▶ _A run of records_
····················

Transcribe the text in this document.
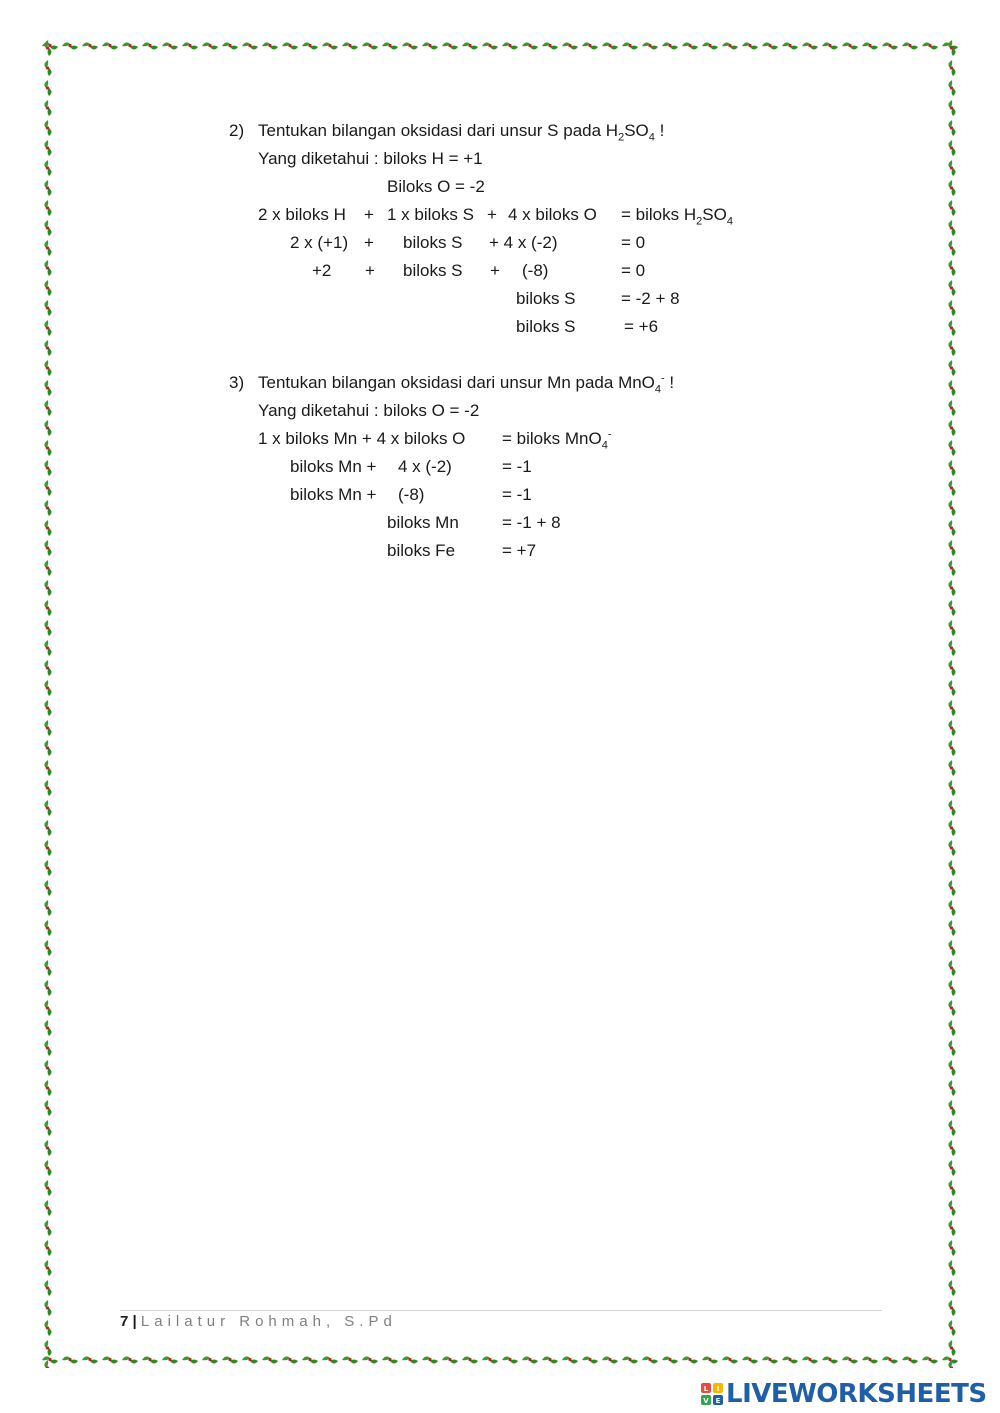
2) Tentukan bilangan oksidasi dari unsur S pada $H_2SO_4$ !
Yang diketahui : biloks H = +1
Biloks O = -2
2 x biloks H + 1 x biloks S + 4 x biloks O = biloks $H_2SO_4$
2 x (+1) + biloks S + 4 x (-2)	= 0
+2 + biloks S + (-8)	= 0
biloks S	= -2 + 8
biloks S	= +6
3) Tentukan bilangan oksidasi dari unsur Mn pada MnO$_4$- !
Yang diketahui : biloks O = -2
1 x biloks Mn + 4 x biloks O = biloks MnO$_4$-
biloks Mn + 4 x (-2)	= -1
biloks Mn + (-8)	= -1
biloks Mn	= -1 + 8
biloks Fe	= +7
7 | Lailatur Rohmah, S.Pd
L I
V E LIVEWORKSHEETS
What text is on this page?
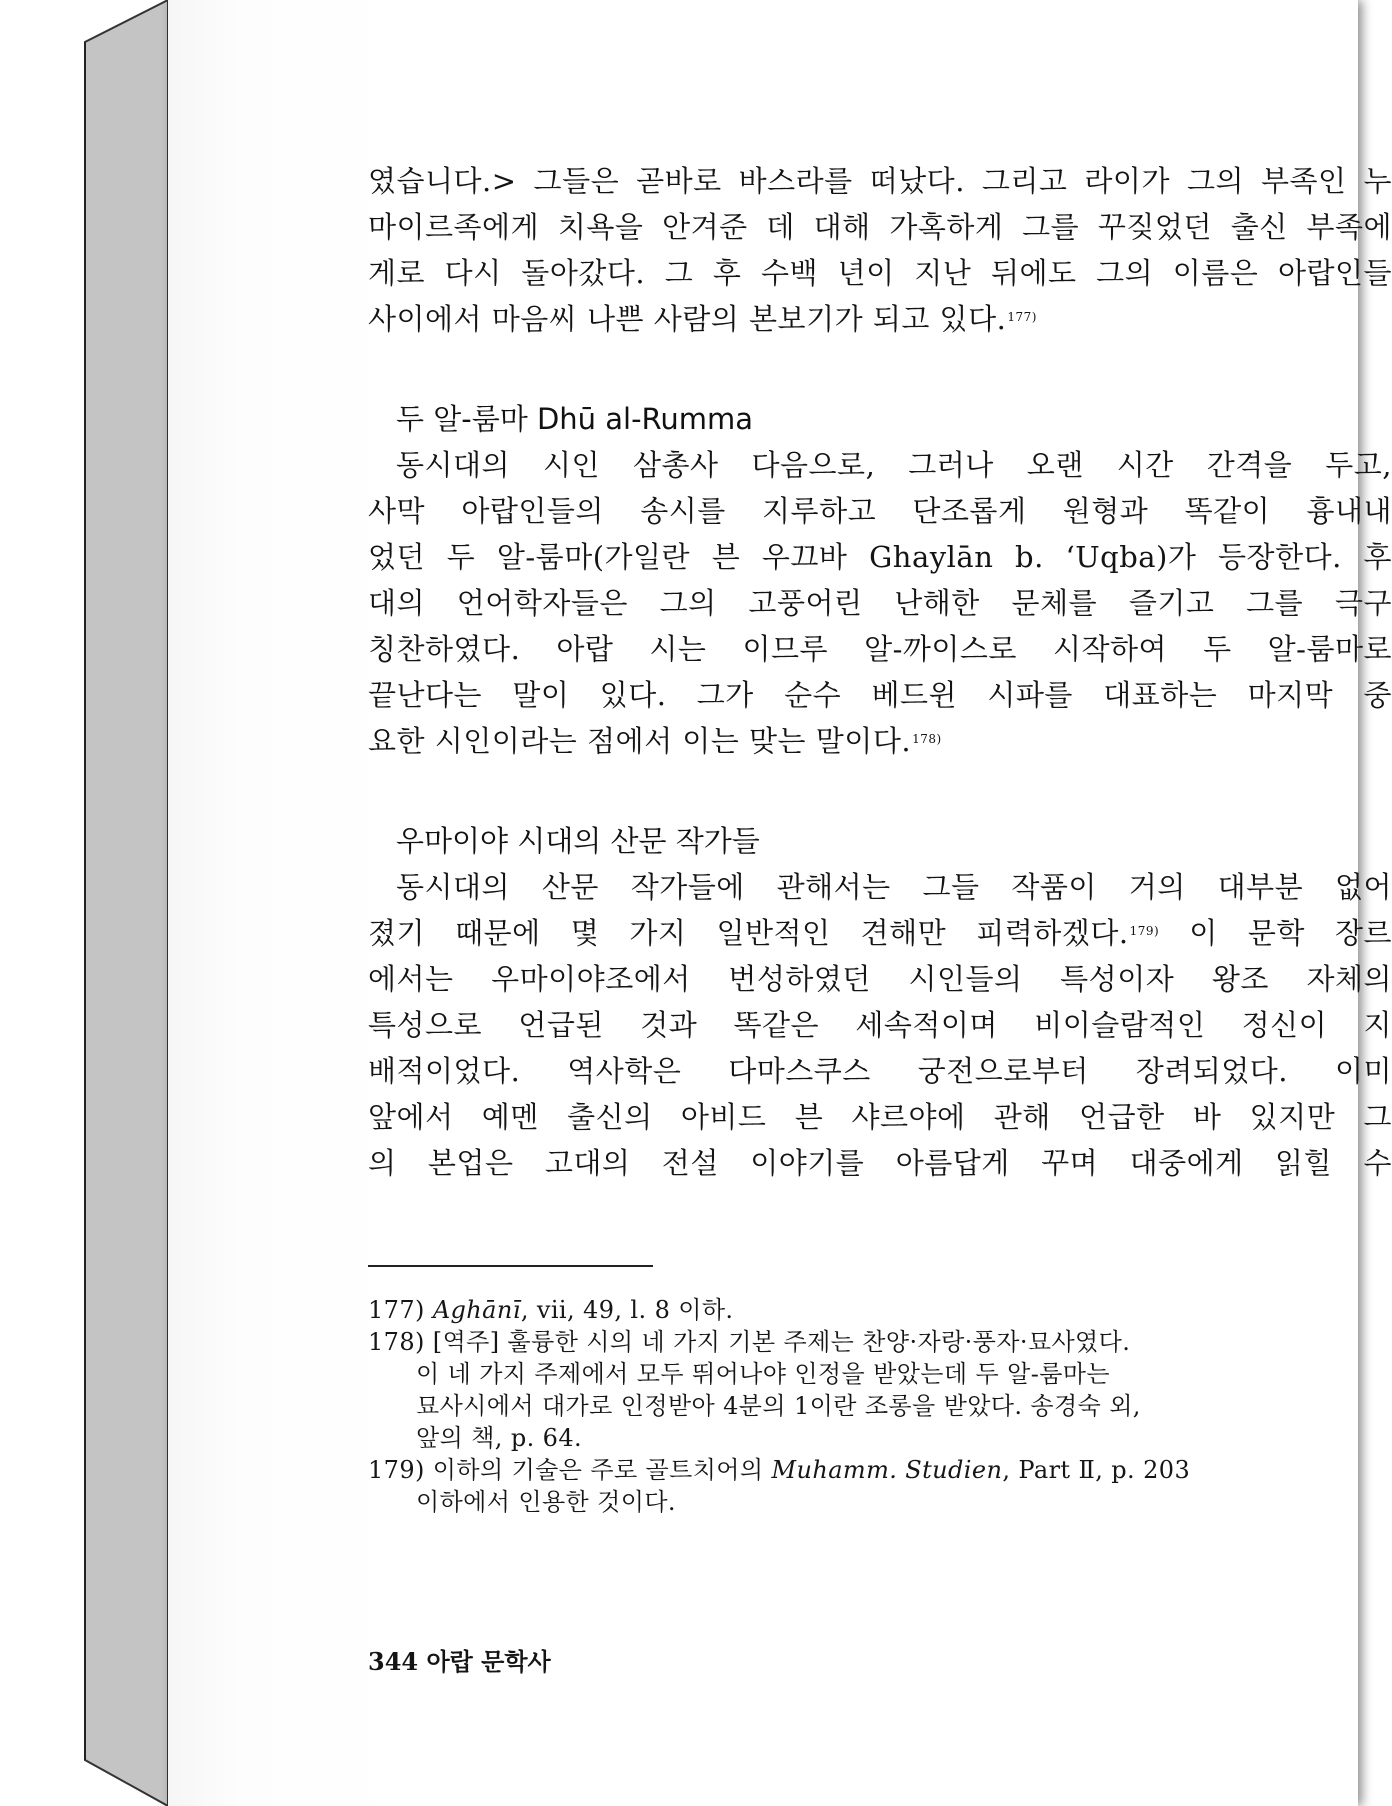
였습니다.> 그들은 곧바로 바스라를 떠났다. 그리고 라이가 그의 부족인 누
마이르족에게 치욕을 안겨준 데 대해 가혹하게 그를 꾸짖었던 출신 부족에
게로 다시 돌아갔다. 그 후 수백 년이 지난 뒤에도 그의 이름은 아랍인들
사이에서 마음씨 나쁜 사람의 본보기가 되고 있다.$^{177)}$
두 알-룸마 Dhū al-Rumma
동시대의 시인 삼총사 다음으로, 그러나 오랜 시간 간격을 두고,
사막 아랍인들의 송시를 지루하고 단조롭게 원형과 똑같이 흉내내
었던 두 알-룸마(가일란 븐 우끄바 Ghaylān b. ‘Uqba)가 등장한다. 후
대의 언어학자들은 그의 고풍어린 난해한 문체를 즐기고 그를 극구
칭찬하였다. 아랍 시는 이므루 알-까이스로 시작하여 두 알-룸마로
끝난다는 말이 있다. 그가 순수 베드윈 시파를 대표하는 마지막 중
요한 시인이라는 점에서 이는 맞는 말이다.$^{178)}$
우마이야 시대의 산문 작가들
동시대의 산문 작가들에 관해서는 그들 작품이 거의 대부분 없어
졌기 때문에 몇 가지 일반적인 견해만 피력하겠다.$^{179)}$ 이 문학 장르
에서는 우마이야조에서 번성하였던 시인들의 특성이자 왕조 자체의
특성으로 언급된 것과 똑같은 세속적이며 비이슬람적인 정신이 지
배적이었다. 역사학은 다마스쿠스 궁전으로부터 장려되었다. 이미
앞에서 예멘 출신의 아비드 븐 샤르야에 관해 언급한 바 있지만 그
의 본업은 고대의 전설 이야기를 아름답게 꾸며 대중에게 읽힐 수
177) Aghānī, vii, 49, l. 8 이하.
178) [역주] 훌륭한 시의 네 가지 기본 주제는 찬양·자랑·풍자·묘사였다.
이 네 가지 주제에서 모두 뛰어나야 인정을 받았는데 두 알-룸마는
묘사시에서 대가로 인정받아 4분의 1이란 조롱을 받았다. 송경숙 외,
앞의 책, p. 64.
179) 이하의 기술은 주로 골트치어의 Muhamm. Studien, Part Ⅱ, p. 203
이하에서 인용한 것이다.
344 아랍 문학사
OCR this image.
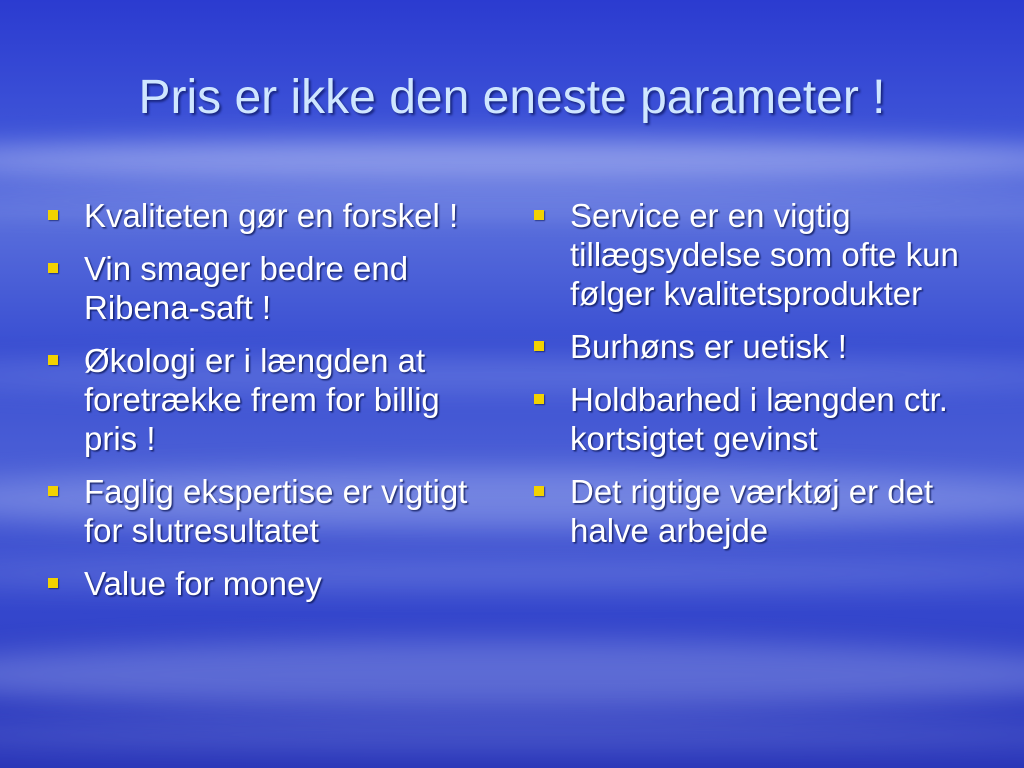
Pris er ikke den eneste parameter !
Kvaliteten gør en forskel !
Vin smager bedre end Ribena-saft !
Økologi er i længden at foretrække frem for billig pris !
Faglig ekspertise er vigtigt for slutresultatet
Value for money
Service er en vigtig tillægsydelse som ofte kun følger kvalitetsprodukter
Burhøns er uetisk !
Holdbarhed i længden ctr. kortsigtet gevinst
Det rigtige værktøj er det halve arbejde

····················

▶ _What needs to be done_
Pictures must be left out. Repeat exactly the lines from the one containing "What text is on this page?" through the final line of the data.

▶ _Output for this exercise_
What text is on this page?
였습니다.> 그들은 곧바로 바스라를 떠났다. 그리고 라이가 그의 부족인 누
마이르족에게 치욕을 안겨준 데 대해 가혹하게 그를 꾸짖었던 출신 부족에
게로 다시 돌아갔다. 그 후 수백 년이 지난 뒤에도 그의 이름은 아랍인들
사이에서 마음씨 나쁜 사람의 본보기가 되고 있다.$^{177)}$
두 알-룸마 Dhū al-Rumma
동시대의 시인 삼총사 다음으로, 그러나 오랜 시간 간격을 두고,
사막 아랍인들의 송시를 지루하고 단조롭게 원형과 똑같이 흉내내
었던 두 알-룸마(가일란 븐 우끄바 Ghaylān b. ‘Uqba)가 등장한다. 후
대의 언어학자들은 그의 고풍어린 난해한 문체를 즐기고 그를 극구
칭찬하였다. 아랍 시는 이므루 알-까이스로 시작하여 두 알-룸마로
끝난다는 말이 있다. 그가 순수 베드윈 시파를 대표하는 마지막 중
요한 시인이라는 점에서 이는 맞는 말이다.$^{178)}$
우마이야 시대의 산문 작가들
동시대의 산문 작가들에 관해서는 그들 작품이 거의 대부분 없어
졌기 때문에 몇 가지 일반적인 견해만 피력하겠다.$^{179)}$ 이 문학 장르
에서는 우마이야조에서 번성하였던 시인들의 특성이자 왕조 자체의
특성으로 언급된 것과 똑같은 세속적이며 비이슬람적인 정신이 지
배적이었다. 역사학은 다마스쿠스 궁전으로부터 장려되었다. 이미
앞에서 예멘 출신의 아비드 븐 샤르야에 관해 언급한 바 있지만 그
의 본업은 고대의 전설 이야기를 아름답게 꾸며 대중에게 읽힐 수
177) Aghānī, vii, 49, l. 8 이하.
178) [역주] 훌륭한 시의 네 가지 기본 주제는 찬양·자랑·풍자·묘사였다.
이 네 가지 주제에서 모두 뛰어나야 인정을 받았는데 두 알-룸마는
묘사시에서 대가로 인정받아 4분의 1이란 조롱을 받았다. 송경숙 외,
앞의 책, p. 64.
179) 이하의 기술은 주로 골트치어의 Muhamm. Studien, Part Ⅱ, p. 203
이하에서 인용한 것이다.
344 아랍 문학사
OCR this image.
Pris er ikke den eneste parameter !
Kvaliteten gør en forskel !
Vin smager bedre end Ribena-saft !
Økologi er i længden at foretrække frem for billig pris !
Faglig ekspertise er vigtigt for slutresultatet
Value for money
Service er en vigtig tillægsydelse som ofte kun følger kvalitetsprodukter
Burhøns er uetisk !
Holdbarhed i længden ctr. kortsigtet gevinst
Det rigtige værktøj er det halve arbejde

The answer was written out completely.